* WORK INSTRUCTIONS *
Leave out the pictures and transcribe everything else exactly.
^^^^^^^^
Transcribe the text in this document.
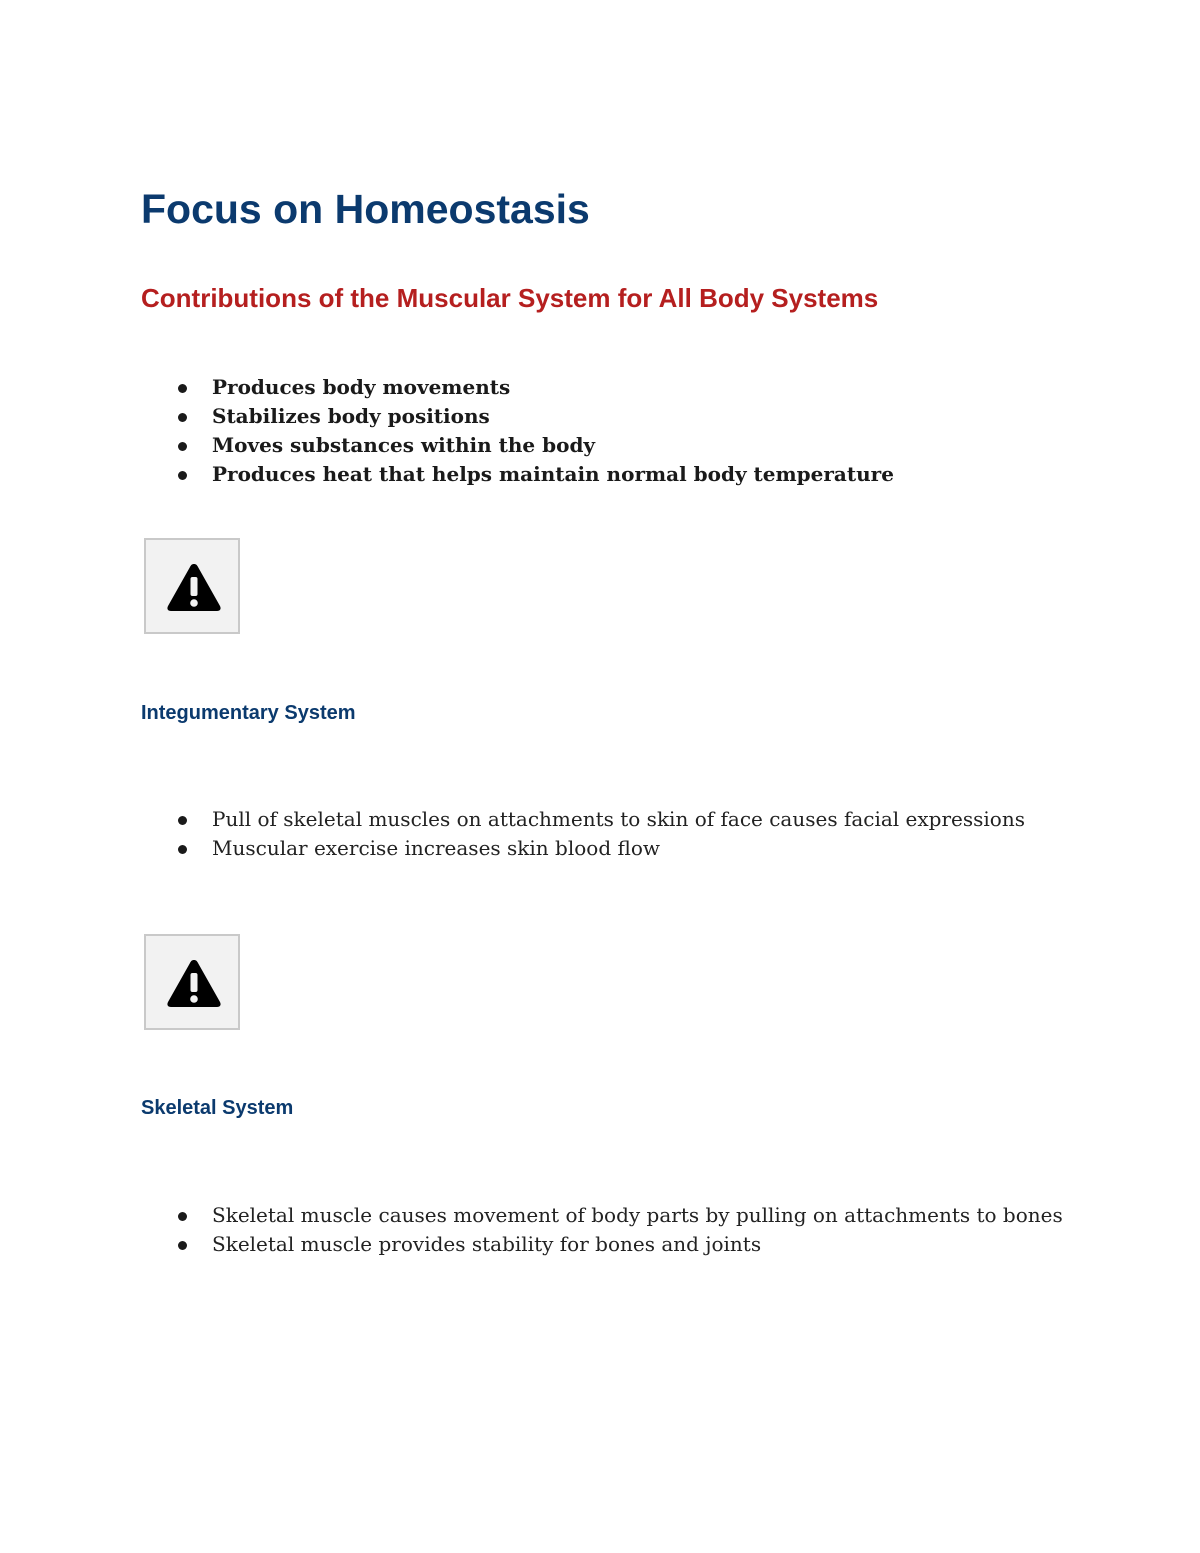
Focus on Homeostasis
Contributions of the Muscular System for All Body Systems
Produces body movements
Stabilizes body positions
Moves substances within the body
Produces heat that helps maintain normal body temperature
Integumentary System
Pull of skeletal muscles on attachments to skin of face causes facial expressions
Muscular exercise increases skin blood flow
Skeletal System
Skeletal muscle causes movement of body parts by pulling on attachments to bones
Skeletal muscle provides stability for bones and joints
^^^^^^^^
* COMPLETE RESPONSE *
Transcribe the text in this document.
Focus on Homeostasis
Contributions of the Muscular System for All Body Systems
Produces body movements
Stabilizes body positions
Moves substances within the body
Produces heat that helps maintain normal body temperature
Integumentary System
Pull of skeletal muscles on attachments to skin of face causes facial expressions
Muscular exercise increases skin blood flow
Skeletal System
Skeletal muscle causes movement of body parts by pulling on attachments to bones
Skeletal muscle provides stability for bones and joints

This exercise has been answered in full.